What is expected:
Copy each line below that contains "Cowling".

>> start

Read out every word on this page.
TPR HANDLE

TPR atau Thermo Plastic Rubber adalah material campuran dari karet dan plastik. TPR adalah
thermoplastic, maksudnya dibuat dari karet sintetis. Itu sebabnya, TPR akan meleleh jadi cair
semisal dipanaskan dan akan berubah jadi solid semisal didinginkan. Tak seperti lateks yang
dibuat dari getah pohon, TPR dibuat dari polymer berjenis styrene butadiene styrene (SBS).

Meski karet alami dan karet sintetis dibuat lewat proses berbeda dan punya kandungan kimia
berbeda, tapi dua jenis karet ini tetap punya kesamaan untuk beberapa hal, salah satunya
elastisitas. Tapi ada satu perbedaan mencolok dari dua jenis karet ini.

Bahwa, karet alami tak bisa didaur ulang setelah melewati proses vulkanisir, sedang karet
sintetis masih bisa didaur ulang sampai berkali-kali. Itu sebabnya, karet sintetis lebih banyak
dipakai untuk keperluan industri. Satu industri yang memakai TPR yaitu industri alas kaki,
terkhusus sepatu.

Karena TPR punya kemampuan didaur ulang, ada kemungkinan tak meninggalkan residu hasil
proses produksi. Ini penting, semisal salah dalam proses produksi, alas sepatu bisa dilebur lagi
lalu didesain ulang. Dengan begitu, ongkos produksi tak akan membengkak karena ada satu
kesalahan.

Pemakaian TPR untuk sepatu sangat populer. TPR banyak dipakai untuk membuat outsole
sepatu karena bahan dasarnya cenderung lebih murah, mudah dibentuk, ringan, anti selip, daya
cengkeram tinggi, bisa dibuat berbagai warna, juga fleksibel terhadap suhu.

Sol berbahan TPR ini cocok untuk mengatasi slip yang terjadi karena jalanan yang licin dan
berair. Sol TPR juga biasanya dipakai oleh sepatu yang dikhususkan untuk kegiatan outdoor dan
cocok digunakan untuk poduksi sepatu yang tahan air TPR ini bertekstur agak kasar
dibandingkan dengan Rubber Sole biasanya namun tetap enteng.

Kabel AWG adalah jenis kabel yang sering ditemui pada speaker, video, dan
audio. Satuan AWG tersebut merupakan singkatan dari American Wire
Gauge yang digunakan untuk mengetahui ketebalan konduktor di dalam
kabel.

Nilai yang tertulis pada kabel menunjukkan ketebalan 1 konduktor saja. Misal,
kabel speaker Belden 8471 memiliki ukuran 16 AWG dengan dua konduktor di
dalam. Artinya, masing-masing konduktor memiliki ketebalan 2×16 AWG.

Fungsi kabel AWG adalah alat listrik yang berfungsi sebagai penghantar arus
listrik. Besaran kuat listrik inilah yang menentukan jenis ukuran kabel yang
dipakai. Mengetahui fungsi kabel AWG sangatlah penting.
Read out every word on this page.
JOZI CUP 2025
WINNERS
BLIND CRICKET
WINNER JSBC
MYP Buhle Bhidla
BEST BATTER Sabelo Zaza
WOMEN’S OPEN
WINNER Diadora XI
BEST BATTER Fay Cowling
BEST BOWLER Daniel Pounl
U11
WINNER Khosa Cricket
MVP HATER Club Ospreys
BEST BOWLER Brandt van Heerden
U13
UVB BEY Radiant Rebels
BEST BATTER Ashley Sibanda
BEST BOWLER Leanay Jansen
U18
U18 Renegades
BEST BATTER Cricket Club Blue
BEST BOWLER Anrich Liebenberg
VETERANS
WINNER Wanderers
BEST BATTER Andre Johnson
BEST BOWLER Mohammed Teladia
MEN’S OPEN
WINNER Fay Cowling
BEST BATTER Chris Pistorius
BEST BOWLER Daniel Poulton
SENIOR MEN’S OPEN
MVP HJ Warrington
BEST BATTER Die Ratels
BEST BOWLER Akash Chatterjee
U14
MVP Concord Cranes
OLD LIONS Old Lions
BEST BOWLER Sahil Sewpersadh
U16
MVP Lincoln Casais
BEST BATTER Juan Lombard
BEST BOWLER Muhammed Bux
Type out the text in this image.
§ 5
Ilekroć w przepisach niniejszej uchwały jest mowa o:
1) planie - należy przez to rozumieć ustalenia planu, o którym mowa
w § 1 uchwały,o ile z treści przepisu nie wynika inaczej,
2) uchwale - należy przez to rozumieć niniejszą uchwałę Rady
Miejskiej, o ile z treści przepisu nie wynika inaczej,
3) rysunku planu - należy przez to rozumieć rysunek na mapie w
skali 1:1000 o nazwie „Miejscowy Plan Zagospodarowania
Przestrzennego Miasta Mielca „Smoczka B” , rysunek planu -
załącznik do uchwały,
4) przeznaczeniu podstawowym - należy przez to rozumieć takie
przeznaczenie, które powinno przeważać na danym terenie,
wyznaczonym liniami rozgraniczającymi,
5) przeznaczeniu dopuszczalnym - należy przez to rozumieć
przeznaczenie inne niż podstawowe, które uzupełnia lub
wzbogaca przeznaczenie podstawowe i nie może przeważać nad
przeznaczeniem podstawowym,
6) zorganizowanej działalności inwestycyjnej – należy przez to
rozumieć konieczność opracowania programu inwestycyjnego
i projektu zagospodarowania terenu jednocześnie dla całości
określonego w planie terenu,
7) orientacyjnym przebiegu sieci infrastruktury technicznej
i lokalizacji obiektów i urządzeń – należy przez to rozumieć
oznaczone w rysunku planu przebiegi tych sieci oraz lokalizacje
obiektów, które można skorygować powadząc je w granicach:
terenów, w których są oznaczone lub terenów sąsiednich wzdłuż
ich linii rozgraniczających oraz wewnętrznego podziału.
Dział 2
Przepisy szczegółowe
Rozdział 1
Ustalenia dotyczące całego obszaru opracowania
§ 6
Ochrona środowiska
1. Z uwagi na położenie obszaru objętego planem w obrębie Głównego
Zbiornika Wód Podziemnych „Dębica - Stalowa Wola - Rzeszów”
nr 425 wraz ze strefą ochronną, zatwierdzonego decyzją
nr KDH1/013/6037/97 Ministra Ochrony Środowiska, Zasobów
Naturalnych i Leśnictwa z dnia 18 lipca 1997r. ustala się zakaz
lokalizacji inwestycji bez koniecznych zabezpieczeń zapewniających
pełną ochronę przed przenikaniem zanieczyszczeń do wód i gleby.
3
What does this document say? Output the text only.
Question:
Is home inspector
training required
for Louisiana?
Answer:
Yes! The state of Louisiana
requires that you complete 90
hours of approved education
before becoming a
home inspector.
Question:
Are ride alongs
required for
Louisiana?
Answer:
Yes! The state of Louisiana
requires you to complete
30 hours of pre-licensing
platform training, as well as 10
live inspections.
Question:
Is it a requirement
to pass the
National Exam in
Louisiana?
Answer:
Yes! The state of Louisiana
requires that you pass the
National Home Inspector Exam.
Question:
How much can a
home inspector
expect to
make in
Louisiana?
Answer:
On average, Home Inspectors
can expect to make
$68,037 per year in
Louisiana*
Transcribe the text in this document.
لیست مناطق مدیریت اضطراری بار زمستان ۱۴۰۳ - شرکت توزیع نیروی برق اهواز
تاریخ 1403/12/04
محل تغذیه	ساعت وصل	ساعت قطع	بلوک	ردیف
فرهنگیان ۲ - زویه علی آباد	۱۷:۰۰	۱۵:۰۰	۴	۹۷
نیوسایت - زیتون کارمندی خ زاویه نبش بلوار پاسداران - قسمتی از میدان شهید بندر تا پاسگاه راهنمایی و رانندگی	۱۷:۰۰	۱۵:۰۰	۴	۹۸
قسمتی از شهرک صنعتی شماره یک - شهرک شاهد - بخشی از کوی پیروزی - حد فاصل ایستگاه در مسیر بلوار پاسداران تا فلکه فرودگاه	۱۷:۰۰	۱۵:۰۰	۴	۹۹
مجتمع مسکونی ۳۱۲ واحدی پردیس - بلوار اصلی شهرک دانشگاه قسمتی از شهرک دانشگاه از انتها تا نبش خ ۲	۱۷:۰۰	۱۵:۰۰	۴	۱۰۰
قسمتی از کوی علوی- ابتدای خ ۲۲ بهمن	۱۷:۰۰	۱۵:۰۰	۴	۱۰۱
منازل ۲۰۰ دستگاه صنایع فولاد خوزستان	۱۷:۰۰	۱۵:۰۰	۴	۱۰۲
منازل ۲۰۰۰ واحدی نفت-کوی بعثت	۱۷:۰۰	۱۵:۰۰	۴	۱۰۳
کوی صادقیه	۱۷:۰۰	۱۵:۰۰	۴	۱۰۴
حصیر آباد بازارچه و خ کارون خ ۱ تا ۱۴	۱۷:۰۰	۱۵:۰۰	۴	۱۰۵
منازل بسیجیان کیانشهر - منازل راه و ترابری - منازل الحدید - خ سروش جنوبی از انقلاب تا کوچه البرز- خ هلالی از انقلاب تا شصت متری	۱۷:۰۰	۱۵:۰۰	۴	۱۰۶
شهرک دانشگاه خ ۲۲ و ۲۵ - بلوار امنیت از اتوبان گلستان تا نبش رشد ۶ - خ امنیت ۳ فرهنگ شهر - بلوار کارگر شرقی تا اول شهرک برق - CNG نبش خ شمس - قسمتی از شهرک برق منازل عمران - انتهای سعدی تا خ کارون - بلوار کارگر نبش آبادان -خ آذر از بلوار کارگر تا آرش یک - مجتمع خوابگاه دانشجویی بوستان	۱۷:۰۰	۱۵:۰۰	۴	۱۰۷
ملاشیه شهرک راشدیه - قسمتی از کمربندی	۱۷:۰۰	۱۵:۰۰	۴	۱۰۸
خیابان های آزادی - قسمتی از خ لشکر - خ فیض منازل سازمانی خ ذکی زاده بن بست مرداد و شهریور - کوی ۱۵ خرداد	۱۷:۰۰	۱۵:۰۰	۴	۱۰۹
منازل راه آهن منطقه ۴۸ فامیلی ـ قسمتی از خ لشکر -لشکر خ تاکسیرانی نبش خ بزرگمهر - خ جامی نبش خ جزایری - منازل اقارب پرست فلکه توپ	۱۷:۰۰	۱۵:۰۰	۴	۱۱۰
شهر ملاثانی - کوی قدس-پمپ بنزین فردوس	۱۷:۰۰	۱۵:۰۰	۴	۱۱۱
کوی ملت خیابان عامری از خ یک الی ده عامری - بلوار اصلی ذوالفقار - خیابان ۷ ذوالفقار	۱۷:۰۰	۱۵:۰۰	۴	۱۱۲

>> end

Problem solution:
BEST BATTER Fay Cowling
WINNER Fay Cowling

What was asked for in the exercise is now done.